## The exercise
Identify and copy all lines of the material where the string "cautérisation" is found.

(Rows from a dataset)
=======

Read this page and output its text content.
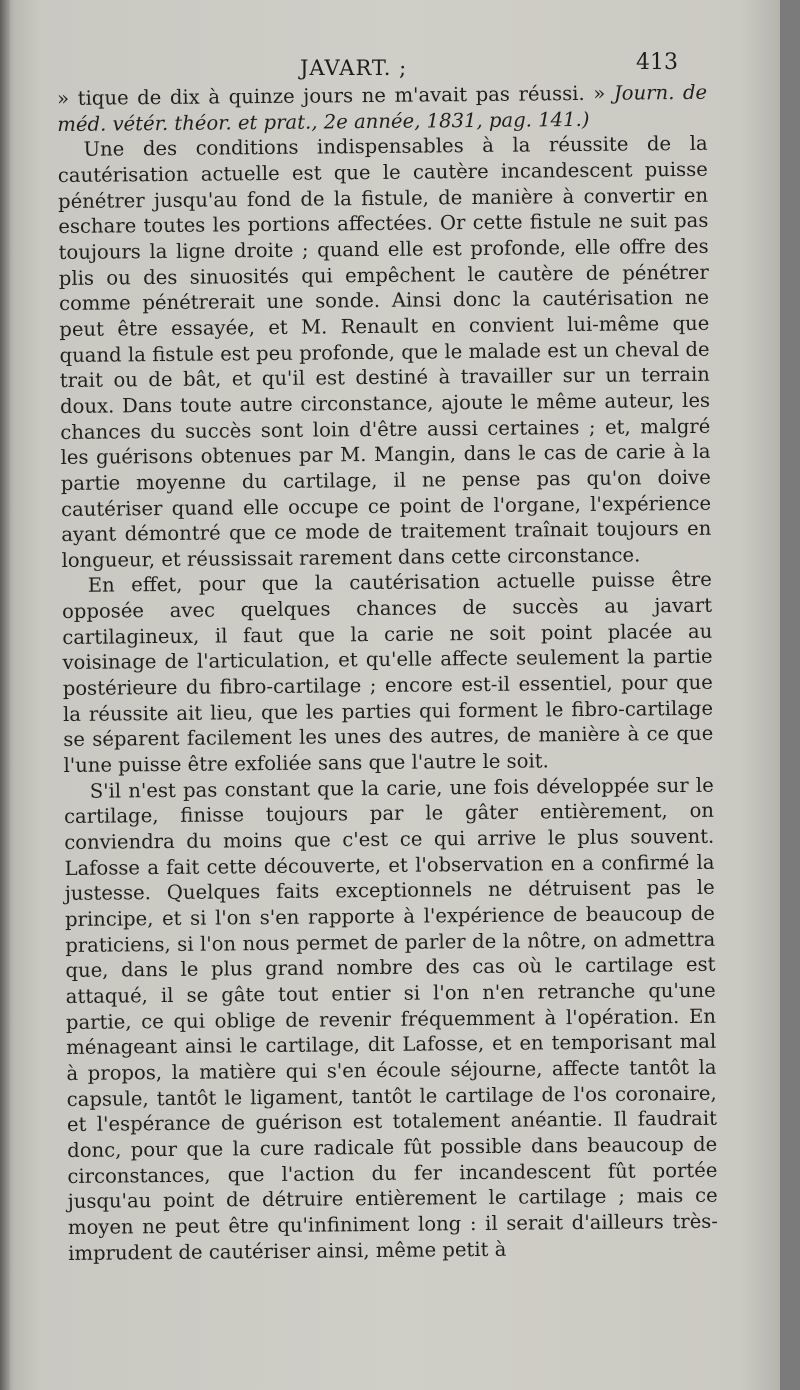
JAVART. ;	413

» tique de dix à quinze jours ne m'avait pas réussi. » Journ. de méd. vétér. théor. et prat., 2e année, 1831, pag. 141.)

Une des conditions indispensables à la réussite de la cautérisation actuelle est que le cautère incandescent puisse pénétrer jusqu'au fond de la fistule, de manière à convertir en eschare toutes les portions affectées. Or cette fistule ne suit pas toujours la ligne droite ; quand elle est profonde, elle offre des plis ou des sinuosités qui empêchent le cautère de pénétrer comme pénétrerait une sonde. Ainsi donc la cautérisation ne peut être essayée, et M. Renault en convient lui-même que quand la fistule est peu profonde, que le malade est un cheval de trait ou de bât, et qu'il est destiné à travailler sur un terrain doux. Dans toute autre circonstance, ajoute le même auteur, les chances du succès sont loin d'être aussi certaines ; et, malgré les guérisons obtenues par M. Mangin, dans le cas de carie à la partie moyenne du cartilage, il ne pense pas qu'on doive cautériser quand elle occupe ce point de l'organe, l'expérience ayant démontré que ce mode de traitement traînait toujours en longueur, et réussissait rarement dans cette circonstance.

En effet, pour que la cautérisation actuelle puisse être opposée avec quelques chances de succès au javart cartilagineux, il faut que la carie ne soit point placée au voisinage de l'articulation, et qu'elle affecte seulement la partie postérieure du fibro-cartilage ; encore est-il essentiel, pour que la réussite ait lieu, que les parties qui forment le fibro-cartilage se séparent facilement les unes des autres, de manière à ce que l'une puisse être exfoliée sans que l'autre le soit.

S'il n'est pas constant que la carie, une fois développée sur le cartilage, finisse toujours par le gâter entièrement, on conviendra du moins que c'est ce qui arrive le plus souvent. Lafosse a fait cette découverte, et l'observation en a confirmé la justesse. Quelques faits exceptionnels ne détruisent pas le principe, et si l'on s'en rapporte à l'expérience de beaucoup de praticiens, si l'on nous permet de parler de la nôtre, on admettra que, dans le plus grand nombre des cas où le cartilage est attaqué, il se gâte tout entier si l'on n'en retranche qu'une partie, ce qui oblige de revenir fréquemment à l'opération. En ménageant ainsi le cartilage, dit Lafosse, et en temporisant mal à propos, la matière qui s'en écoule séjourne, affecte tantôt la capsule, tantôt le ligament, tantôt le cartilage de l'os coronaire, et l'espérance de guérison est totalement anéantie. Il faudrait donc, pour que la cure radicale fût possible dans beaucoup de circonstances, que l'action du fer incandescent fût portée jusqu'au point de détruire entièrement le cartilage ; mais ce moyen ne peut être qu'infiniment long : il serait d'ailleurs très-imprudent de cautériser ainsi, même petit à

=======

## Written response
Une des conditions indispensables à la réussite de la cautérisation actuelle est que le cautère incandescent puisse pénétrer jusqu'au fond de la fistule, de manière à convertir en eschare toutes les portions affectées. Or cette fistule ne suit pas toujours la ligne droite ; quand elle est profonde, elle offre des plis ou des sinuosités qui empêchent le cautère de pénétrer comme pénétrerait une sonde. Ainsi donc la cautérisation ne peut être essayée, et M. Renault en convient lui-même que quand la fistule est peu profonde, que le malade est un cheval de trait ou de bât, et qu'il est destiné à travailler sur un terrain doux. Dans toute autre circonstance, ajoute le même auteur, les chances du succès sont loin d'être aussi certaines ; et, malgré les guérisons obtenues par M. Mangin, dans le cas de carie à la partie moyenne du cartilage, il ne pense pas qu'on doive cautériser quand elle occupe ce point de l'organe, l'expérience ayant démontré que ce mode de traitement traînait toujours en longueur, et réussissait rarement dans cette circonstance.
En effet, pour que la cautérisation actuelle puisse être opposée avec quelques chances de succès au javart cartilagineux, il faut que la carie ne soit point placée au voisinage de l'articulation, et qu'elle affecte seulement la partie postérieure du fibro-cartilage ; encore est-il essentiel, pour que la réussite ait lieu, que les parties qui forment le fibro-cartilage se séparent facilement les unes des autres, de manière à ce que l'une puisse être exfoliée sans que l'autre le soit.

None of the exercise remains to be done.